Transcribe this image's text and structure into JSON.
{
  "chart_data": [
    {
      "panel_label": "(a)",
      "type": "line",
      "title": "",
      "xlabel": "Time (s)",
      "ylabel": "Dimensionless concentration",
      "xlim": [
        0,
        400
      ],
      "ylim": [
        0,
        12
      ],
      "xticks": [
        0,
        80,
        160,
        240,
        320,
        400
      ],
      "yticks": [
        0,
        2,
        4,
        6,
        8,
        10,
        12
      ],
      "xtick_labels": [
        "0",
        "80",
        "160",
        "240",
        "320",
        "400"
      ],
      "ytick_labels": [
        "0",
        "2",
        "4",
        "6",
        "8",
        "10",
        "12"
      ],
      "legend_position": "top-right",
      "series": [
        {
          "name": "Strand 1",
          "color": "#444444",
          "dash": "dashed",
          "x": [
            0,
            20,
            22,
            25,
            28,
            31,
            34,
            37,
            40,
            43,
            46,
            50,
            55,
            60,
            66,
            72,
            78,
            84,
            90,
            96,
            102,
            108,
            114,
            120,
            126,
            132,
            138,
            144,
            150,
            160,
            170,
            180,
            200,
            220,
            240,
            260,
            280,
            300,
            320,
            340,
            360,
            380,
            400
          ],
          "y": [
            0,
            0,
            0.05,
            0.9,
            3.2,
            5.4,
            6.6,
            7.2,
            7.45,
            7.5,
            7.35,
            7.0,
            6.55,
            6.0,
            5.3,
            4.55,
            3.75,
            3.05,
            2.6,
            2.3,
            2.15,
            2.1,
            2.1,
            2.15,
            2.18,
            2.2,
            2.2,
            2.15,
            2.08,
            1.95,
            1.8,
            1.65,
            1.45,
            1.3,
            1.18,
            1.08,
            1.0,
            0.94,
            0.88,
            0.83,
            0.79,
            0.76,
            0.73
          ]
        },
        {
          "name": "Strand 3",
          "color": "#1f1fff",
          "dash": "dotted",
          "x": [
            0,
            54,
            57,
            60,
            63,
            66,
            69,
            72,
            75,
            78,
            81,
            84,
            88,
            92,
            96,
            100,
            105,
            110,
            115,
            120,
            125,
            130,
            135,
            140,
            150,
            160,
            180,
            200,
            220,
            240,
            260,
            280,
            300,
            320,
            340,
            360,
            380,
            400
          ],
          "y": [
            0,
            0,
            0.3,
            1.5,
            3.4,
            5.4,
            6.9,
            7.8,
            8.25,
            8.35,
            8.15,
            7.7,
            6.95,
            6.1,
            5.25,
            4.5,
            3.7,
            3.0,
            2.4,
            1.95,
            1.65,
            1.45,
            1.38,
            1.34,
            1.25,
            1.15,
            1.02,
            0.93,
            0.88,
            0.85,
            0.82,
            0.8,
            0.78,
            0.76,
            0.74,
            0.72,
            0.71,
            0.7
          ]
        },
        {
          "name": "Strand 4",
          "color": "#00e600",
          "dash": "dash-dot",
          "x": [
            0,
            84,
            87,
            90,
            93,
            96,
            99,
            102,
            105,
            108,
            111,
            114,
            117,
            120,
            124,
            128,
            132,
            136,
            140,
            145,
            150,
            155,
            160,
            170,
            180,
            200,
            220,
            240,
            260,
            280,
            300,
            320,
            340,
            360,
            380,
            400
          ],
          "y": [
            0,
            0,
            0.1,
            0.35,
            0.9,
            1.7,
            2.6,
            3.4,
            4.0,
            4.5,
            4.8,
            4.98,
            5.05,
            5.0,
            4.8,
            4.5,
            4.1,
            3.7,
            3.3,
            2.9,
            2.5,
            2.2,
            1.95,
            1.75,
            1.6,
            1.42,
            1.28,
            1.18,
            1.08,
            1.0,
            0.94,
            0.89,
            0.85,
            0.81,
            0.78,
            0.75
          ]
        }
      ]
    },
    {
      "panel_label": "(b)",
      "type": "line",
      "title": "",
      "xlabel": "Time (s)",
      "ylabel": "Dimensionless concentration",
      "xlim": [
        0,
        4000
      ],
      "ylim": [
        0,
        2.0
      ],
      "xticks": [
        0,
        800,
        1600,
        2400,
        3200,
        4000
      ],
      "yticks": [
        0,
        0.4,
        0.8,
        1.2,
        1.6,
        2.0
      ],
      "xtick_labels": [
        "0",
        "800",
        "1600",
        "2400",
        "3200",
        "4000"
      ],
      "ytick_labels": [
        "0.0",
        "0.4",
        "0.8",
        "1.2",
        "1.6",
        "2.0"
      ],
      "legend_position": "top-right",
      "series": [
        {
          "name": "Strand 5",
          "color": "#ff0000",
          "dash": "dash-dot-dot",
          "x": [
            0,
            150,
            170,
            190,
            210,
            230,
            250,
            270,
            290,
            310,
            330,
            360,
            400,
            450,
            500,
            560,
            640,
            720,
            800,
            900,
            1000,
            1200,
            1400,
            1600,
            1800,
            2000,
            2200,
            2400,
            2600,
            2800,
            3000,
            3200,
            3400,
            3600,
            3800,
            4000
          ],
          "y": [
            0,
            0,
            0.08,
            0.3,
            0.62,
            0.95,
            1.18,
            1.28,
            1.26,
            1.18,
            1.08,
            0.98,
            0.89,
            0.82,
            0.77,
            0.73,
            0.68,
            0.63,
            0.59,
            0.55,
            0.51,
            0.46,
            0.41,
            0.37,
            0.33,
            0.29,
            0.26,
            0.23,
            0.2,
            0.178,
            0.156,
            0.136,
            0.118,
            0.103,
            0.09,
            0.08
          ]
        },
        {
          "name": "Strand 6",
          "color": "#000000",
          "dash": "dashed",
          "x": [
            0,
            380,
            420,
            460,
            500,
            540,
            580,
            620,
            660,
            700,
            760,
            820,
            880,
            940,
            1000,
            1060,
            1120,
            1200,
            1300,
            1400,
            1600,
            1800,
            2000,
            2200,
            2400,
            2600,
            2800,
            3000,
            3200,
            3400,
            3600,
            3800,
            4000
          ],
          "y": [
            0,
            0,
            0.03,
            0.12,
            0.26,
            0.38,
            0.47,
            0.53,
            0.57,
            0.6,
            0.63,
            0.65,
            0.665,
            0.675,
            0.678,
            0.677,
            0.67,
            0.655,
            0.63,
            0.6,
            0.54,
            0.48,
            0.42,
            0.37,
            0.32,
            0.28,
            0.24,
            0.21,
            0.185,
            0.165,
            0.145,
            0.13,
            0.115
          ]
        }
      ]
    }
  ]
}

» Your goal: Above is a listing; report how many of its lines include the word "name", giving the number only.

» Answer to the problem: 5